*Work required*
Every line of the material is to be repeated exactly as it stands.

*Data supplied*

****************

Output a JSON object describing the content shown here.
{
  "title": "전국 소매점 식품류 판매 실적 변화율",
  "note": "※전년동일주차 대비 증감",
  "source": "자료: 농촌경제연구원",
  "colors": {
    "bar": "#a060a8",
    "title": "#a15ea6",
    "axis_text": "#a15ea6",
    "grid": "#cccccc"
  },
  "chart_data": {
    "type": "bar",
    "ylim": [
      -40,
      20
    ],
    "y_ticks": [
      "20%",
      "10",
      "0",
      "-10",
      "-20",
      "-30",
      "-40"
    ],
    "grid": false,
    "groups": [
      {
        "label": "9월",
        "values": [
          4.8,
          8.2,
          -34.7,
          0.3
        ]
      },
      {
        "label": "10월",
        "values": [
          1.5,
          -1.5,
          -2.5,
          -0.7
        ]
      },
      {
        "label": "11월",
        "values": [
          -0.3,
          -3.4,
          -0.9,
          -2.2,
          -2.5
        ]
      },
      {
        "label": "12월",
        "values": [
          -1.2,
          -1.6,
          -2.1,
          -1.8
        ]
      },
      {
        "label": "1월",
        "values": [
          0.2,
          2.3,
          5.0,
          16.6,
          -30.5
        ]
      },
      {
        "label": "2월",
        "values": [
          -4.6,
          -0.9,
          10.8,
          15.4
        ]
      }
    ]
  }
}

****************

*Solution for this problem*
Output a JSON object describing the content shown here.
{
  "title": "전국 소매점 식품류 판매 실적 변화율",
  "note": "※전년동일주차 대비 증감",
  "source": "자료: 농촌경제연구원",
  "colors": {
    "bar": "#a060a8",
    "title": "#a15ea6",
    "axis_text": "#a15ea6",
    "grid": "#cccccc"
  },
  "chart_data": {
    "type": "bar",
    "ylim": [
      -40,
      20
    ],
    "y_ticks": [
      "20%",
      "10",
      "0",
      "-10",
      "-20",
      "-30",
      "-40"
    ],
    "grid": false,
    "groups": [
      {
        "label": "9월",
        "values": [
          4.8,
          8.2,
          -34.7,
          0.3
        ]
      },
      {
        "label": "10월",
        "values": [
          1.5,
          -1.5,
          -2.5,
          -0.7
        ]
      },
      {
        "label": "11월",
        "values": [
          -0.3,
          -3.4,
          -0.9,
          -2.2,
          -2.5
        ]
      },
      {
        "label": "12월",
        "values": [
          -1.2,
          -1.6,
          -2.1,
          -1.8
        ]
      },
      {
        "label": "1월",
        "values": [
          0.2,
          2.3,
          5.0,
          16.6,
          -30.5
        ]
      },
      {
        "label": "2월",
        "values": [
          -4.6,
          -0.9,
          10.8,
          15.4
        ]
      }
    ]
  }
}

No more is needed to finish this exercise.